* Provided data
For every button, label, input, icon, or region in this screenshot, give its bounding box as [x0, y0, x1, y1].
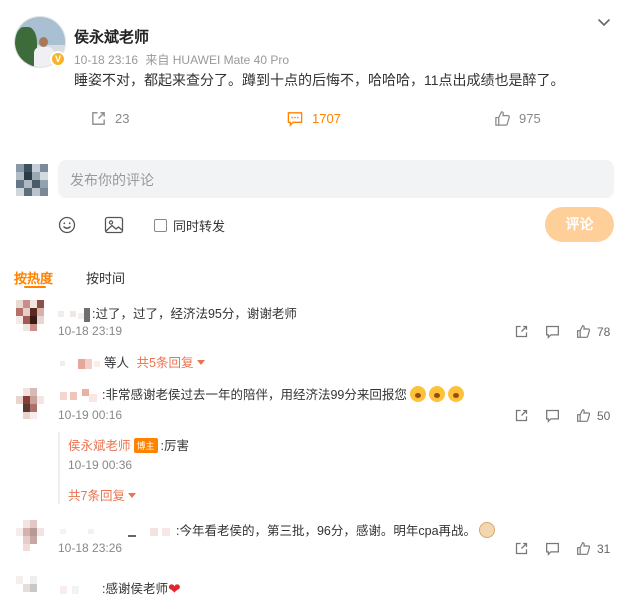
like-count: 975 [519, 111, 541, 126]
comment-time: 10-18 23:26 [58, 541, 123, 555]
blogger-tag: 博主 [133, 438, 158, 453]
comment-body: :过了，过了，经济法95分，谢谢老师 [58, 303, 297, 322]
comment-body: :今年看老侯的，第三批，96分，感谢。明年cpa再战。 [58, 520, 496, 539]
author-name[interactable]: 侯永斌老师 [74, 26, 149, 47]
repost-checkbox[interactable]: 同时转发 [154, 216, 225, 235]
share-icon[interactable] [514, 324, 529, 339]
commenter-avatar[interactable] [14, 518, 46, 552]
comment-count: 1707 [312, 111, 341, 126]
commenter-avatar[interactable] [14, 386, 46, 420]
thumbs-up-icon[interactable] [576, 541, 591, 556]
comment-body: :非常感谢老侯过去一年的陪伴，用经济法99分来回报您 [58, 384, 464, 403]
blurred-username[interactable] [58, 583, 102, 595]
submit-comment-button[interactable]: 评论 [545, 207, 614, 242]
share-count: 23 [115, 111, 130, 126]
reply-time: 10-19 00:36 [68, 458, 133, 472]
comment-time: 10-18 23:19 [58, 324, 123, 338]
commenter-avatar[interactable] [14, 298, 46, 332]
commenter-avatar[interactable] [14, 574, 46, 595]
tab-sort-time[interactable]: 按时间 [86, 268, 125, 287]
reply-item: 侯永斌老师 博主:厉害 [68, 435, 189, 454]
comment-actions: 50 [514, 408, 610, 423]
post-time[interactable]: 10-18 23:16 [74, 53, 138, 67]
comment-like-count: 78 [597, 324, 611, 339]
emoji-scream-icon [428, 386, 445, 402]
comment-text: :今年看老侯的，第三批，96分，感谢。明年cpa再战。 [176, 524, 477, 538]
comment-like-count: 50 [597, 408, 611, 423]
blurred-username[interactable] [58, 388, 102, 403]
thumbs-up-icon[interactable] [576, 408, 591, 423]
comment-time: 10-19 00:16 [58, 408, 123, 422]
repost-label: 同时转发 [173, 219, 226, 234]
post-source: 来自 HUAWEI Mate 40 Pro [145, 53, 289, 67]
reply-thread-line [58, 432, 60, 504]
emoji-icon[interactable] [58, 216, 76, 234]
share-button[interactable]: 23 [90, 110, 129, 127]
checkbox-box[interactable] [154, 219, 167, 232]
caret-down-icon[interactable] [128, 491, 137, 499]
share-icon[interactable] [514, 541, 529, 556]
thumbs-up-icon[interactable] [576, 324, 591, 339]
comment-text: :非常感谢老侯过去一年的陪伴，用经济法99分来回报您 [102, 388, 407, 402]
share-icon[interactable] [514, 408, 529, 423]
caret-down-icon[interactable] [196, 358, 205, 366]
reply-count-row: 共7条回复 [68, 485, 137, 504]
share-icon [92, 112, 105, 125]
verified-badge-icon: V [50, 51, 66, 67]
reply-preview: 等人 共5条回复 [58, 352, 205, 371]
blurred-username[interactable] [58, 307, 92, 322]
blurred-username[interactable] [58, 525, 176, 539]
emoji-scream-icon [447, 386, 464, 402]
comment-body: :感谢侯老师❤ [58, 578, 181, 595]
active-tab-indicator [24, 286, 46, 288]
thumbs-up-icon [495, 111, 510, 126]
like-button[interactable]: 975 [494, 110, 541, 127]
emoji-dog-icon [479, 522, 496, 538]
comment-like-count: 31 [597, 541, 611, 556]
reply-count-link[interactable]: 共7条回复 [68, 489, 125, 503]
comment-icon[interactable] [545, 541, 560, 556]
reply-text: :厉害 [160, 439, 190, 453]
comment-icon [287, 112, 303, 127]
heart-icon: ❤ [167, 581, 181, 595]
image-icon[interactable] [104, 216, 124, 234]
tab-sort-hot[interactable]: 按热度 [14, 268, 53, 287]
reply-author[interactable]: 侯永斌老师 [68, 439, 131, 453]
comment-text: :过了，过了，经济法95分，谢谢老师 [92, 307, 297, 321]
blurred-replier-names[interactable] [58, 357, 104, 371]
comment-actions: 78 [514, 324, 610, 339]
post-text: 睡姿不对，都起来查分了。蹲到十点的后悔不，哈哈哈，11点出成绩也是醉了。 [74, 72, 565, 88]
comment-input[interactable]: 发布你的评论 [58, 160, 614, 198]
comment-actions: 31 [514, 541, 610, 556]
reply-preview-text: 等人 [104, 356, 130, 370]
emoji-scream-icon [409, 386, 426, 402]
comment-text: :感谢侯老师 [102, 582, 168, 595]
my-avatar[interactable] [14, 160, 52, 198]
comment-icon[interactable] [545, 324, 560, 339]
comment-icon[interactable] [545, 408, 560, 423]
post-meta: 10-18 23:16 来自 HUAWEI Mate 40 Pro [74, 51, 289, 68]
comment-button[interactable]: 1707 [286, 110, 341, 127]
reply-count-link[interactable]: 共5条回复 [137, 356, 194, 370]
chevron-down-icon[interactable] [596, 14, 612, 30]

* Request
Reproduce the lines above, substituting "user-avatar" for every occurrence of "commenter-avatar" and leaving all other text unchanged. Omit the picture from your answer.

* Written reply
For every button, label, input, icon, or region in this screenshot, give its bounding box as [x0, y0, x1, y1].
like-count: 975 [519, 111, 541, 126]
comment-time: 10-18 23:26 [58, 541, 123, 555]
blogger-tag: 博主 [133, 438, 158, 453]
comment-body: :过了，过了，经济法95分，谢谢老师 [58, 303, 297, 322]
comment-body: :今年看老侯的，第三批，96分，感谢。明年cpa再战。 [58, 520, 496, 539]
author-name[interactable]: 侯永斌老师 [74, 26, 149, 47]
repost-checkbox[interactable]: 同时转发 [154, 216, 225, 235]
share-icon[interactable] [514, 324, 529, 339]
user-avatar[interactable] [14, 518, 46, 552]
comment-count: 1707 [312, 111, 341, 126]
user-avatar[interactable] [14, 386, 46, 420]
thumbs-up-icon[interactable] [576, 541, 591, 556]
comment-body: :非常感谢老侯过去一年的陪伴，用经济法99分来回报您 [58, 384, 464, 403]
blurred-username[interactable] [58, 583, 102, 595]
submit-comment-button[interactable]: 评论 [545, 207, 614, 242]
share-count: 23 [115, 111, 130, 126]
reply-time: 10-19 00:36 [68, 458, 133, 472]
comment-time: 10-18 23:19 [58, 324, 123, 338]
user-avatar[interactable] [14, 298, 46, 332]
user-avatar[interactable] [14, 574, 46, 595]
tab-sort-time[interactable]: 按时间 [86, 268, 125, 287]
reply-item: 侯永斌老师 博主:厉害 [68, 435, 189, 454]
comment-actions: 50 [514, 408, 610, 423]
post-time[interactable]: 10-18 23:16 [74, 53, 138, 67]
comment-like-count: 78 [597, 324, 611, 339]
emoji-scream-icon [428, 386, 445, 402]
comment-text: :今年看老侯的，第三批，96分，感谢。明年cpa再战。 [176, 524, 477, 538]
comment-like-count: 50 [597, 408, 611, 423]
blurred-username[interactable] [58, 388, 102, 403]
thumbs-up-icon[interactable] [576, 408, 591, 423]
comment-time: 10-19 00:16 [58, 408, 123, 422]
repost-label: 同时转发 [173, 219, 226, 234]
post-source: 来自 HUAWEI Mate 40 Pro [145, 53, 289, 67]
reply-thread-line [58, 432, 60, 504]
emoji-icon[interactable] [58, 216, 76, 234]
share-button[interactable]: 23 [90, 110, 129, 127]
checkbox-box[interactable] [154, 219, 167, 232]
caret-down-icon[interactable] [128, 491, 137, 499]
share-icon[interactable] [514, 541, 529, 556]
thumbs-up-icon[interactable] [576, 324, 591, 339]
comment-text: :非常感谢老侯过去一年的陪伴，用经济法99分来回报您 [102, 388, 407, 402]
share-icon[interactable] [514, 408, 529, 423]
caret-down-icon[interactable] [196, 358, 205, 366]
reply-count-row: 共7条回复 [68, 485, 137, 504]
share-icon [92, 112, 105, 125]
verified-badge-icon: V [50, 51, 66, 67]
reply-preview: 等人 共5条回复 [58, 352, 205, 371]
blurred-username[interactable] [58, 307, 92, 322]
blurred-username[interactable] [58, 525, 176, 539]
emoji-scream-icon [447, 386, 464, 402]
comment-body: :感谢侯老师❤ [58, 578, 181, 595]
active-tab-indicator [24, 286, 46, 288]
thumbs-up-icon [495, 111, 510, 126]
like-button[interactable]: 975 [494, 110, 541, 127]
emoji-dog-icon [479, 522, 496, 538]
comment-like-count: 31 [597, 541, 611, 556]
reply-count-link[interactable]: 共7条回复 [68, 489, 125, 503]
comment-icon[interactable] [545, 541, 560, 556]
reply-text: :厉害 [160, 439, 190, 453]
comment-icon [287, 112, 303, 127]
heart-icon: ❤ [167, 581, 181, 595]
image-icon[interactable] [104, 216, 124, 234]
tab-sort-hot[interactable]: 按热度 [14, 268, 53, 287]
reply-author[interactable]: 侯永斌老师 [68, 439, 131, 453]
comment-text: :过了，过了，经济法95分，谢谢老师 [92, 307, 297, 321]
blurred-replier-names[interactable] [58, 357, 104, 371]
comment-actions: 78 [514, 324, 610, 339]
post-text: 睡姿不对，都起来查分了。蹲到十点的后悔不，哈哈哈，11点出成绩也是醉了。 [74, 72, 565, 88]
comment-input[interactable]: 发布你的评论 [58, 160, 614, 198]
comment-actions: 31 [514, 541, 610, 556]
reply-preview-text: 等人 [104, 356, 130, 370]
emoji-scream-icon [409, 386, 426, 402]
comment-text: :感谢侯老师 [102, 582, 168, 595]
my-avatar[interactable] [14, 160, 52, 198]
comment-icon[interactable] [545, 324, 560, 339]
comment-icon[interactable] [545, 408, 560, 423]
post-meta: 10-18 23:16 来自 HUAWEI Mate 40 Pro [74, 51, 289, 68]
comment-button[interactable]: 1707 [286, 110, 341, 127]
reply-count-link[interactable]: 共5条回复 [137, 356, 194, 370]
chevron-down-icon[interactable] [596, 14, 612, 30]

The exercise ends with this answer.